Only the lines from the one containing "Type out the text in this image." through the final line of the material below should be output, exactly as they stand.

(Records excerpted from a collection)
● ● ●
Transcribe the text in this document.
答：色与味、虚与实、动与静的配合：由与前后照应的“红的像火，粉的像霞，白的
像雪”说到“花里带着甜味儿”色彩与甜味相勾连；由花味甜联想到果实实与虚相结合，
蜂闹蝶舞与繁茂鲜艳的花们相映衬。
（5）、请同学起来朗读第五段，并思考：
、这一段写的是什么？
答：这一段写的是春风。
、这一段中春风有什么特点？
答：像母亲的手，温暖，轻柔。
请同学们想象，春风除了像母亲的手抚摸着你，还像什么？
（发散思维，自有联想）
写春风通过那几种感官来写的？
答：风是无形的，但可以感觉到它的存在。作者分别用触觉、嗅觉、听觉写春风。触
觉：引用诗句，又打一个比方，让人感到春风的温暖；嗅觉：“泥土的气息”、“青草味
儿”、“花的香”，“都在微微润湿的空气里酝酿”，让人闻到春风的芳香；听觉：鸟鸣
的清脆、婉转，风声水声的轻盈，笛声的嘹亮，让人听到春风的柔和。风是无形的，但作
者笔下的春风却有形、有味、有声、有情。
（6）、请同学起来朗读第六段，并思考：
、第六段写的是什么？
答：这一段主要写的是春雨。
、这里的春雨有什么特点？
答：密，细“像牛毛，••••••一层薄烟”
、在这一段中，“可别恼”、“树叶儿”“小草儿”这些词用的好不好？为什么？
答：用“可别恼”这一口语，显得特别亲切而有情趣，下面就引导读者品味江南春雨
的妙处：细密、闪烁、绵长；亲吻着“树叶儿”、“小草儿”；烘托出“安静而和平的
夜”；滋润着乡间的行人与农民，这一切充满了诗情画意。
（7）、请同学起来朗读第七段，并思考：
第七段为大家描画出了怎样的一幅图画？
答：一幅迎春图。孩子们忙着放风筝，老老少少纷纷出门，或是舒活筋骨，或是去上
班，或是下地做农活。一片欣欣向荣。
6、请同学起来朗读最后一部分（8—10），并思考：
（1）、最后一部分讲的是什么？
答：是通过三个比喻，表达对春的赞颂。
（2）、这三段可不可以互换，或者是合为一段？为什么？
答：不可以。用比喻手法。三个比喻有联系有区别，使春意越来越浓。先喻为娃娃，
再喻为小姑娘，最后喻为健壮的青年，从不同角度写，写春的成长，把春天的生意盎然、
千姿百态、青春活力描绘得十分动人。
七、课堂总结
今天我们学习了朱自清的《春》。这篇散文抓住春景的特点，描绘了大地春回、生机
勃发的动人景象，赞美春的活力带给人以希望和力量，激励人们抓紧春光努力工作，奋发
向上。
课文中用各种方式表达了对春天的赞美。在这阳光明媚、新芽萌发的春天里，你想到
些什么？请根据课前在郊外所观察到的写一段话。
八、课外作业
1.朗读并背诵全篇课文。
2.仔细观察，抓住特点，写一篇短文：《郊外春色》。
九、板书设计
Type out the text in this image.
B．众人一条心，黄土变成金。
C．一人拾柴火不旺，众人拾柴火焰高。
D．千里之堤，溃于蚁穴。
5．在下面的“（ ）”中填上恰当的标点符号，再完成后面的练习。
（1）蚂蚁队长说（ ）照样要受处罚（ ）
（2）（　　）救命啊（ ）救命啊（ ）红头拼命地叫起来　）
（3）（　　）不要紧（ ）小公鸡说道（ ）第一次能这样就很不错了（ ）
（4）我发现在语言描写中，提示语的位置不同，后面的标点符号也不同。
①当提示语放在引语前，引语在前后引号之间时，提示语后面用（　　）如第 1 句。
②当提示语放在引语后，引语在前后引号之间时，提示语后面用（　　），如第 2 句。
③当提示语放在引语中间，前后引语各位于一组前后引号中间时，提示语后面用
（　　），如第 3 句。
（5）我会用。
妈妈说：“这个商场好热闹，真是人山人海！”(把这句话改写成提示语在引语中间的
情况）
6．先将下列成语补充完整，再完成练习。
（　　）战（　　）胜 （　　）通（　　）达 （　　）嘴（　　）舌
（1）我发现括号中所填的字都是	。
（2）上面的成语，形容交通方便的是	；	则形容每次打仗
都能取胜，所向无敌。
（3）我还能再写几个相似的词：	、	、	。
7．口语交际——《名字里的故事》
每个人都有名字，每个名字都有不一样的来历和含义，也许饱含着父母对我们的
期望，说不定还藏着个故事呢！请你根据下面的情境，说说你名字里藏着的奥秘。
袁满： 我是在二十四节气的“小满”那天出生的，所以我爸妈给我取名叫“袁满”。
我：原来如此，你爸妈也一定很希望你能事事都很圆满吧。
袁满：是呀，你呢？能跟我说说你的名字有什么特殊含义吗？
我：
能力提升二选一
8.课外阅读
● ● ●
- **Task answer**:
Type out the text in this image.
B．众人一条心，黄土变成金。
C．一人拾柴火不旺，众人拾柴火焰高。
D．千里之堤，溃于蚁穴。
5．在下面的“（ ）”中填上恰当的标点符号，再完成后面的练习。
（1）蚂蚁队长说（ ）照样要受处罚（ ）
（2）（　　）救命啊（ ）救命啊（ ）红头拼命地叫起来　）
（3）（　　）不要紧（ ）小公鸡说道（ ）第一次能这样就很不错了（ ）
（4）我发现在语言描写中，提示语的位置不同，后面的标点符号也不同。
①当提示语放在引语前，引语在前后引号之间时，提示语后面用（　　）如第 1 句。
②当提示语放在引语后，引语在前后引号之间时，提示语后面用（　　），如第 2 句。
③当提示语放在引语中间，前后引语各位于一组前后引号中间时，提示语后面用
（　　），如第 3 句。
（5）我会用。
妈妈说：“这个商场好热闹，真是人山人海！”(把这句话改写成提示语在引语中间的
情况）
6．先将下列成语补充完整，再完成练习。
（　　）战（　　）胜 （　　）通（　　）达 （　　）嘴（　　）舌
（1）我发现括号中所填的字都是	。
（2）上面的成语，形容交通方便的是	；	则形容每次打仗
都能取胜，所向无敌。
（3）我还能再写几个相似的词：	、	、	。
7．口语交际——《名字里的故事》
每个人都有名字，每个名字都有不一样的来历和含义，也许饱含着父母对我们的
期望，说不定还藏着个故事呢！请你根据下面的情境，说说你名字里藏着的奥秘。
袁满： 我是在二十四节气的“小满”那天出生的，所以我爸妈给我取名叫“袁满”。
我：原来如此，你爸妈也一定很希望你能事事都很圆满吧。
袁满：是呀，你呢？能跟我说说你的名字有什么特殊含义吗？
我：
能力提升二选一
8.课外阅读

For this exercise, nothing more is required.